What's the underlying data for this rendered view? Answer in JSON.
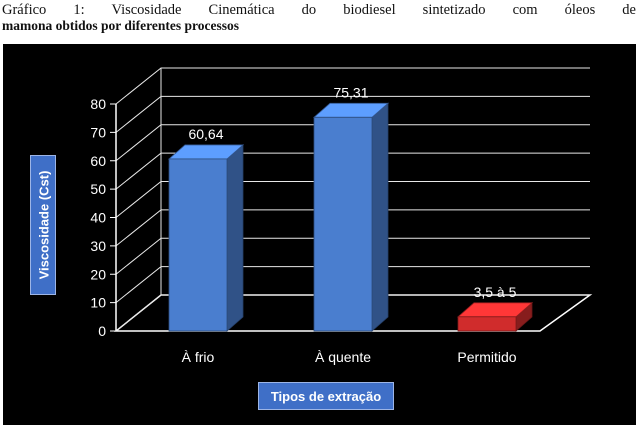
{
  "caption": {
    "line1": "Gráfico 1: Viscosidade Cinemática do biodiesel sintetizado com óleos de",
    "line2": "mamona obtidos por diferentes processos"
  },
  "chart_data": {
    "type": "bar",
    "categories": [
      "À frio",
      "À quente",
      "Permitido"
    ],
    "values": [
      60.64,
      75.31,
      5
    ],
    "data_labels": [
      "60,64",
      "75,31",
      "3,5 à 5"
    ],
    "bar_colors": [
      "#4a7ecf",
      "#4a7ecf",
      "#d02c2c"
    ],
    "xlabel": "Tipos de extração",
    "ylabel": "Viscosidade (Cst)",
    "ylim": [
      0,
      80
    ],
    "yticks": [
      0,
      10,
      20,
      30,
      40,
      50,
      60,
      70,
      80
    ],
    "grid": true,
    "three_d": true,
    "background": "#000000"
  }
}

● **Required work**: Your task is to repeat the data above exactly while excluding the pictures.

● **Exercise solution**:
What's the underlying data for this rendered view? Answer in JSON.
{
  "caption": {
    "line1": "Gráfico 1: Viscosidade Cinemática do biodiesel sintetizado com óleos de",
    "line2": "mamona obtidos por diferentes processos"
  },
  "chart_data": {
    "type": "bar",
    "categories": [
      "À frio",
      "À quente",
      "Permitido"
    ],
    "values": [
      60.64,
      75.31,
      5
    ],
    "data_labels": [
      "60,64",
      "75,31",
      "3,5 à 5"
    ],
    "bar_colors": [
      "#4a7ecf",
      "#4a7ecf",
      "#d02c2c"
    ],
    "xlabel": "Tipos de extração",
    "ylabel": "Viscosidade (Cst)",
    "ylim": [
      0,
      80
    ],
    "yticks": [
      0,
      10,
      20,
      30,
      40,
      50,
      60,
      70,
      80
    ],
    "grid": true,
    "three_d": true,
    "background": "#000000"
  }
}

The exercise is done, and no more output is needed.